— Start of Material provided —

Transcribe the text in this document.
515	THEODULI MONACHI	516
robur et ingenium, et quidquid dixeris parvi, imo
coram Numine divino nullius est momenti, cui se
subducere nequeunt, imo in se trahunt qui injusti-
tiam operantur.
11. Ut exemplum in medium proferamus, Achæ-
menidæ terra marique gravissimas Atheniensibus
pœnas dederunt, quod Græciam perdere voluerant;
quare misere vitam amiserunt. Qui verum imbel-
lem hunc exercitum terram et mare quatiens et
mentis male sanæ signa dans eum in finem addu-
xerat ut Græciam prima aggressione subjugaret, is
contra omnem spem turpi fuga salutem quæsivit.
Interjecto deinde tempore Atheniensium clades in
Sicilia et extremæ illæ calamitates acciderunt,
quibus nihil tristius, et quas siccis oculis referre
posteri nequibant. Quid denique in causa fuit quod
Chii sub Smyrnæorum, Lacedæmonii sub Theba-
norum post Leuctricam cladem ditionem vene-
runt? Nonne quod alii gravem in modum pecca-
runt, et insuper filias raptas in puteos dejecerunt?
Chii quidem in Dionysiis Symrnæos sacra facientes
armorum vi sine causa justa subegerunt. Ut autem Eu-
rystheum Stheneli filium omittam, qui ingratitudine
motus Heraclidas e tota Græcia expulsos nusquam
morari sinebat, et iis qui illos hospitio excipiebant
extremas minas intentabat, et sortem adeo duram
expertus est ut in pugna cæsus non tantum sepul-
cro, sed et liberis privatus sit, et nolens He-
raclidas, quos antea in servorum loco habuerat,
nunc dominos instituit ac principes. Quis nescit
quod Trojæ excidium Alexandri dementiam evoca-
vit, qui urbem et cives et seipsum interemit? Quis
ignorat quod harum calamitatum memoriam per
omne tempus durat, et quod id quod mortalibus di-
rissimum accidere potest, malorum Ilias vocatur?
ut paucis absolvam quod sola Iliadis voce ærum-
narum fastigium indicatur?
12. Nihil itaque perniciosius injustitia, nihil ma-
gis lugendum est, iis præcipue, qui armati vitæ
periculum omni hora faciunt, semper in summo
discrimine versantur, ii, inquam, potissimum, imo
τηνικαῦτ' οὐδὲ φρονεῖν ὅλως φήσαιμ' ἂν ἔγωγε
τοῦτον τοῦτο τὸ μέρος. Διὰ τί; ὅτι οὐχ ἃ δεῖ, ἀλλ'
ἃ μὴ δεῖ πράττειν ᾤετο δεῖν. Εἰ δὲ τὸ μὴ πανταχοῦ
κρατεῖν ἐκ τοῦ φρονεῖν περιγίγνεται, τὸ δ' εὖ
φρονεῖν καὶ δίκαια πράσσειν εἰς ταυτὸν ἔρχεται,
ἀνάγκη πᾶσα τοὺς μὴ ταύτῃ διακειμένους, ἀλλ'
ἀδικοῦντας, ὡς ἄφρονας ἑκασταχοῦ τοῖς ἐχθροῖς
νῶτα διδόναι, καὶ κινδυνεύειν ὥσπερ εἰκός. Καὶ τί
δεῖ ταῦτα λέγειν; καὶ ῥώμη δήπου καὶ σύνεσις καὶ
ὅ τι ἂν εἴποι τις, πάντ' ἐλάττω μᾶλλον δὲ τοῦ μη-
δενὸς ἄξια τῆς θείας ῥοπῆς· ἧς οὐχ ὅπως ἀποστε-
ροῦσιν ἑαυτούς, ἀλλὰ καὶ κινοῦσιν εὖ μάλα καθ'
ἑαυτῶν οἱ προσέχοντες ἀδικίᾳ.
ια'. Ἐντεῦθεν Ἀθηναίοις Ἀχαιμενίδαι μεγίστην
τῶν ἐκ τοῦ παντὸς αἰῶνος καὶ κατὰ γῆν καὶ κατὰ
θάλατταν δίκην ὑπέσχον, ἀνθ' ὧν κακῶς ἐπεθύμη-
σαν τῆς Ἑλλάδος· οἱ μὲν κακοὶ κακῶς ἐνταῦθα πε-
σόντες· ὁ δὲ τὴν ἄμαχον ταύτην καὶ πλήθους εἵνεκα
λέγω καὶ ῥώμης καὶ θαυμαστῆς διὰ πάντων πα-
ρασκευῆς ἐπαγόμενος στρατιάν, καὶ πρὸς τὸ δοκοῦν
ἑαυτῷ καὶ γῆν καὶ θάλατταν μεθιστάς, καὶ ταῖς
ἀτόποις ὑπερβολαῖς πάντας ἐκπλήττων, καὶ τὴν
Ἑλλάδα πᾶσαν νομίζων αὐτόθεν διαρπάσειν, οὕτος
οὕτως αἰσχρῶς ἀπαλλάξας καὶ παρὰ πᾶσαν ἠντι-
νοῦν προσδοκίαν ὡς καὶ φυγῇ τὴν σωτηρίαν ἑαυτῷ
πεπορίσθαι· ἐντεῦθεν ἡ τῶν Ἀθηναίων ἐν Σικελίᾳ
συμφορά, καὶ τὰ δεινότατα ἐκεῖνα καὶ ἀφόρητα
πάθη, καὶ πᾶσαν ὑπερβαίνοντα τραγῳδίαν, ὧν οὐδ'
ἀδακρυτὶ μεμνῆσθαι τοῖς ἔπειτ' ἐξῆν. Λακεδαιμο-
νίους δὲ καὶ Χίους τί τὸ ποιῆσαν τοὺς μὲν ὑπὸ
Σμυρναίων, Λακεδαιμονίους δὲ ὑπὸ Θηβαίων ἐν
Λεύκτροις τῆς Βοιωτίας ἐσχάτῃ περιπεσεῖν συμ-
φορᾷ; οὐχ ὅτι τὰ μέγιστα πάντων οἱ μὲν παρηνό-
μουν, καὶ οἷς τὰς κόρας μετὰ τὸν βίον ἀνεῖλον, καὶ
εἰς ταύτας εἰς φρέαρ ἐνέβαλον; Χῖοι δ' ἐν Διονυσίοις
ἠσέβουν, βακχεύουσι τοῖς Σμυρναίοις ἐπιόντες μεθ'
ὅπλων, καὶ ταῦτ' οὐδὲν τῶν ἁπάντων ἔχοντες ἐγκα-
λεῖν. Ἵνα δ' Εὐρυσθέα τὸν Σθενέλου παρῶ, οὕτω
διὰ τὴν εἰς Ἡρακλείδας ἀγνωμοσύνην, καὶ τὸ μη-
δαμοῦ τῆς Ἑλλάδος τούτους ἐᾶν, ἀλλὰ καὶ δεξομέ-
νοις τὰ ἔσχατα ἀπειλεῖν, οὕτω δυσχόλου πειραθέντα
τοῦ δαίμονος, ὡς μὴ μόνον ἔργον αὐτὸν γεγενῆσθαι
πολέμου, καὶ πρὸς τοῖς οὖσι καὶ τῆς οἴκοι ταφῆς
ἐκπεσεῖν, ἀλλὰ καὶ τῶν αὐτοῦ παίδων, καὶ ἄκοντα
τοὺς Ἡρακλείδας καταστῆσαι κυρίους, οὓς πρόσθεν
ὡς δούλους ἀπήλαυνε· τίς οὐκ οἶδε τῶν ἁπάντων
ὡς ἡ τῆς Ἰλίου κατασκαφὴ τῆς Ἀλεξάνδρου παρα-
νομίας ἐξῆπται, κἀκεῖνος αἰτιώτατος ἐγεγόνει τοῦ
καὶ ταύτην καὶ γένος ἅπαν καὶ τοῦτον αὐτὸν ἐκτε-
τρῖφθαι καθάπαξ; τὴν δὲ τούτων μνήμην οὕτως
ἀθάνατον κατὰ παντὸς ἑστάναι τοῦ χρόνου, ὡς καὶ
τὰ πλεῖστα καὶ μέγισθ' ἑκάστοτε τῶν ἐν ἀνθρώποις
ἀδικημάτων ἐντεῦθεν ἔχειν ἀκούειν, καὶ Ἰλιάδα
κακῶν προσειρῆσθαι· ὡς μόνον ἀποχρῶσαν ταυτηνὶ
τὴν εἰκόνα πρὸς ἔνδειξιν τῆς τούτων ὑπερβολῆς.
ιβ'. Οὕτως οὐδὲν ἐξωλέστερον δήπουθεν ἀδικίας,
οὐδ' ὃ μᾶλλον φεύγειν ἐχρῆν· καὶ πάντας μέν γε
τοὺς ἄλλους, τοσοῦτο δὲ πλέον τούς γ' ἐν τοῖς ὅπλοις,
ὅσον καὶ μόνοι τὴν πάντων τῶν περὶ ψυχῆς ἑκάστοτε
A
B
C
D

— End of Material provided —

## What you will do
Lines that hold the word "παντὸς" are the ones to return, every one of them.

## Worked answer
τῶν ἐκ τοῦ παντὸς αἰῶνος καὶ κατὰ γῆν καὶ κατὰ
ἀθάνατον κατὰ παντὸς ἑστάναι τοῦ χρόνου, ὡς καὶ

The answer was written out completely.